WHAT THE TASK ASKS |
Collect all lines below with the string "smoothed".

-- start RECORDS FOR PROCESSING --

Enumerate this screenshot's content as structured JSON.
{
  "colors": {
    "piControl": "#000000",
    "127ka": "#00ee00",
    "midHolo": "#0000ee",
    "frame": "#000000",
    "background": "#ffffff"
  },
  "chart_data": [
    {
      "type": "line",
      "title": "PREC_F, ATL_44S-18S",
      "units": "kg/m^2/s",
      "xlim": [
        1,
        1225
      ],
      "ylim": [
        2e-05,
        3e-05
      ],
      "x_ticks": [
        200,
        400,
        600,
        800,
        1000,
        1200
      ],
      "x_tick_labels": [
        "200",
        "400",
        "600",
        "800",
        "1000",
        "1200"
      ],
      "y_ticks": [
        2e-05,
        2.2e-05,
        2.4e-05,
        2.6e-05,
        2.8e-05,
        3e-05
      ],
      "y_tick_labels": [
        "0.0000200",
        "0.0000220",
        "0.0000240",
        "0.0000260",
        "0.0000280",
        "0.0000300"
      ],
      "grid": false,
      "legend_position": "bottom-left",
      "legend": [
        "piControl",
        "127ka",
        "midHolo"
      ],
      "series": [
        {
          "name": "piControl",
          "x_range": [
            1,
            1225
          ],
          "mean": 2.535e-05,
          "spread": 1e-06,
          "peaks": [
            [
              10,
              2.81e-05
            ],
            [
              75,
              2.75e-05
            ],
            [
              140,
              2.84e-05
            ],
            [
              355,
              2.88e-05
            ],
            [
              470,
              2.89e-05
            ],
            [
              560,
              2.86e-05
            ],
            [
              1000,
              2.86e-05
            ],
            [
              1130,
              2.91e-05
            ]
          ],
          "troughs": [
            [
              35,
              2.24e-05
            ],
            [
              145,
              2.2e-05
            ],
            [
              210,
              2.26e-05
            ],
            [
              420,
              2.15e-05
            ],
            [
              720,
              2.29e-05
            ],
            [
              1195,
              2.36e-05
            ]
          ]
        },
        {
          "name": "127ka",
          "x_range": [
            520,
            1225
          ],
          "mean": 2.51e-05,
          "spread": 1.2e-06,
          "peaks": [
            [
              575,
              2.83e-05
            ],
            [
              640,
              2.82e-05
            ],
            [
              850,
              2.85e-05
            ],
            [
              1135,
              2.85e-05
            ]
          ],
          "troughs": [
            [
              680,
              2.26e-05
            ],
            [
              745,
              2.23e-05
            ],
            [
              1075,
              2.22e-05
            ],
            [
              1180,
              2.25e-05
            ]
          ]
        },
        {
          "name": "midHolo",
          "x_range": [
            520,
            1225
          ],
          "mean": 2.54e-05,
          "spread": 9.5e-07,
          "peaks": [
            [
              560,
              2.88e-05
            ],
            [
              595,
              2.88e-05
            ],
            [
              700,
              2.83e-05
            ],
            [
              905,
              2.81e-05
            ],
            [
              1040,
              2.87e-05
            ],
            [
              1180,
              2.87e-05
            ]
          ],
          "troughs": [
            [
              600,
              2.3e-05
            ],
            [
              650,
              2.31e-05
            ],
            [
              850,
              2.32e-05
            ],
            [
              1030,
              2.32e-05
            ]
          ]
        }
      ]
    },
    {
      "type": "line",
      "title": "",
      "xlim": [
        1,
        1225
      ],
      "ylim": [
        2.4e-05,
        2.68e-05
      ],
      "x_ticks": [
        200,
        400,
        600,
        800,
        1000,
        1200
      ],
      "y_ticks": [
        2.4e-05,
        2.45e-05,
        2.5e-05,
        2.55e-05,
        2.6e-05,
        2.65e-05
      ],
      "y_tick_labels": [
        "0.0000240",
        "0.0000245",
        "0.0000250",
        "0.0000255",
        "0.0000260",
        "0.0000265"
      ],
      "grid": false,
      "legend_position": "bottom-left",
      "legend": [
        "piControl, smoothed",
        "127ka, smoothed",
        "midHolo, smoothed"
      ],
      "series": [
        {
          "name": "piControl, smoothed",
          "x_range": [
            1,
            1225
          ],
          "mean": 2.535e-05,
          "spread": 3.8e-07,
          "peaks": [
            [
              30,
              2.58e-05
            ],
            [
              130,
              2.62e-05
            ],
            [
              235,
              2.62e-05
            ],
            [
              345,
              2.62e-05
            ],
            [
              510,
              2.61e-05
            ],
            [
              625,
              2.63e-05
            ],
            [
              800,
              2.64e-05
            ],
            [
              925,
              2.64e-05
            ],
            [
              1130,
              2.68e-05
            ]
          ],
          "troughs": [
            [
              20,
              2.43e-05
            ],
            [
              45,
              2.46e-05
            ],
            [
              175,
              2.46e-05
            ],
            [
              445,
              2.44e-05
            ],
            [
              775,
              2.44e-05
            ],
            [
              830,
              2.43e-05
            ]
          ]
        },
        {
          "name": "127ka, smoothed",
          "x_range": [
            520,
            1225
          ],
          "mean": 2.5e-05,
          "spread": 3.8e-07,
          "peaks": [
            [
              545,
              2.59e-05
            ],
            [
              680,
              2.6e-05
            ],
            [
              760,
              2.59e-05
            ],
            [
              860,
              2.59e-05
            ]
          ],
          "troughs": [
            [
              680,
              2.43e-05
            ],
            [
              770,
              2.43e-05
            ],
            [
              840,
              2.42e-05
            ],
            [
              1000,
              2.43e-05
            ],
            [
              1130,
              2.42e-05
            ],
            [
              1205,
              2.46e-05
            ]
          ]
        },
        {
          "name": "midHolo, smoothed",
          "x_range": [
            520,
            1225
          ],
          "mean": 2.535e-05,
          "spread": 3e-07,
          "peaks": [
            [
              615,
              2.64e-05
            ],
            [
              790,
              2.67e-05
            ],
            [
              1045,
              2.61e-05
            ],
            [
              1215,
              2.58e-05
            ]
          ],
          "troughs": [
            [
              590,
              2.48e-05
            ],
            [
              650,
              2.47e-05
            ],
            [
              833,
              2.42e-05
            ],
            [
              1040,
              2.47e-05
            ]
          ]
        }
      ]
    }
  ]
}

-- end RECORDS FOR PROCESSING --

THE RESPONSE |
        "piControl, smoothed",
        "127ka, smoothed",
        "midHolo, smoothed"
          "name": "piControl, smoothed",
          "name": "127ka, smoothed",
          "name": "midHolo, smoothed",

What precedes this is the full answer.